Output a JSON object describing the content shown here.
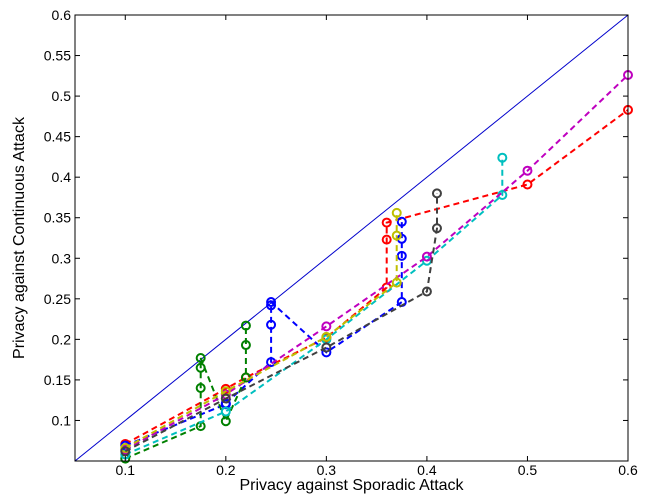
{
  "chart_data": {
    "type": "scatter",
    "title": "",
    "xlabel": "Privacy against Sporadic Attack",
    "ylabel": "Privacy against Continuous Attack",
    "xlim": [
      0.05,
      0.6
    ],
    "ylim": [
      0.05,
      0.6
    ],
    "xticks": [
      "0.1",
      "0.2",
      "0.3",
      "0.4",
      "0.5",
      "0.6"
    ],
    "yticks": [
      "0.1",
      "0.15",
      "0.2",
      "0.25",
      "0.3",
      "0.35",
      "0.4",
      "0.45",
      "0.5",
      "0.55",
      "0.6"
    ],
    "xtick_values": [
      0.1,
      0.2,
      0.3,
      0.4,
      0.5,
      0.6
    ],
    "ytick_values": [
      0.1,
      0.15,
      0.2,
      0.25,
      0.3,
      0.35,
      0.4,
      0.45,
      0.5,
      0.55,
      0.6
    ],
    "grid": false,
    "box": true,
    "reference_line": {
      "x": [
        0.05,
        0.6
      ],
      "y": [
        0.05,
        0.6
      ],
      "color": "#0000cc",
      "style": "solid"
    },
    "series": [
      {
        "color": "#ff0000",
        "points": [
          [
            0.1,
            0.071
          ],
          [
            0.2,
            0.139
          ],
          [
            0.22,
            0.153
          ],
          [
            0.3,
            0.202
          ],
          [
            0.36,
            0.264
          ],
          [
            0.36,
            0.323
          ],
          [
            0.36,
            0.344
          ],
          [
            0.5,
            0.391
          ],
          [
            0.6,
            0.483
          ]
        ]
      },
      {
        "color": "#0000ff",
        "points": [
          [
            0.1,
            0.069
          ],
          [
            0.2,
            0.12
          ],
          [
            0.2,
            0.121
          ],
          [
            0.245,
            0.172
          ],
          [
            0.245,
            0.218
          ],
          [
            0.245,
            0.242
          ],
          [
            0.245,
            0.246
          ],
          [
            0.3,
            0.184
          ],
          [
            0.375,
            0.246
          ],
          [
            0.375,
            0.303
          ],
          [
            0.375,
            0.324
          ],
          [
            0.375,
            0.345
          ]
        ]
      },
      {
        "color": "#008000",
        "points": [
          [
            0.1,
            0.053
          ],
          [
            0.175,
            0.093
          ],
          [
            0.175,
            0.14
          ],
          [
            0.175,
            0.165
          ],
          [
            0.175,
            0.177
          ],
          [
            0.2,
            0.099
          ],
          [
            0.22,
            0.153
          ],
          [
            0.22,
            0.193
          ],
          [
            0.22,
            0.217
          ]
        ]
      },
      {
        "color": "#00bfbf",
        "points": [
          [
            0.1,
            0.058
          ],
          [
            0.2,
            0.111
          ],
          [
            0.3,
            0.2
          ],
          [
            0.4,
            0.297
          ],
          [
            0.475,
            0.378
          ],
          [
            0.475,
            0.424
          ]
        ]
      },
      {
        "color": "#bf00bf",
        "points": [
          [
            0.1,
            0.064
          ],
          [
            0.2,
            0.132
          ],
          [
            0.3,
            0.216
          ],
          [
            0.4,
            0.302
          ],
          [
            0.5,
            0.408
          ],
          [
            0.6,
            0.526
          ]
        ]
      },
      {
        "color": "#bfbf00",
        "points": [
          [
            0.1,
            0.066
          ],
          [
            0.2,
            0.136
          ],
          [
            0.3,
            0.203
          ],
          [
            0.37,
            0.27
          ],
          [
            0.37,
            0.328
          ],
          [
            0.37,
            0.356
          ]
        ]
      },
      {
        "color": "#404040",
        "points": [
          [
            0.1,
            0.062
          ],
          [
            0.2,
            0.127
          ],
          [
            0.3,
            0.19
          ],
          [
            0.4,
            0.259
          ],
          [
            0.41,
            0.337
          ],
          [
            0.41,
            0.38
          ]
        ]
      }
    ]
  }
}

SHORT TASK >>
Each line that holds the word "against" should be extracted from the records.

EXERCISE RESULT >>
    "xlabel": "Privacy against Sporadic Attack",
    "ylabel": "Privacy against Continuous Attack",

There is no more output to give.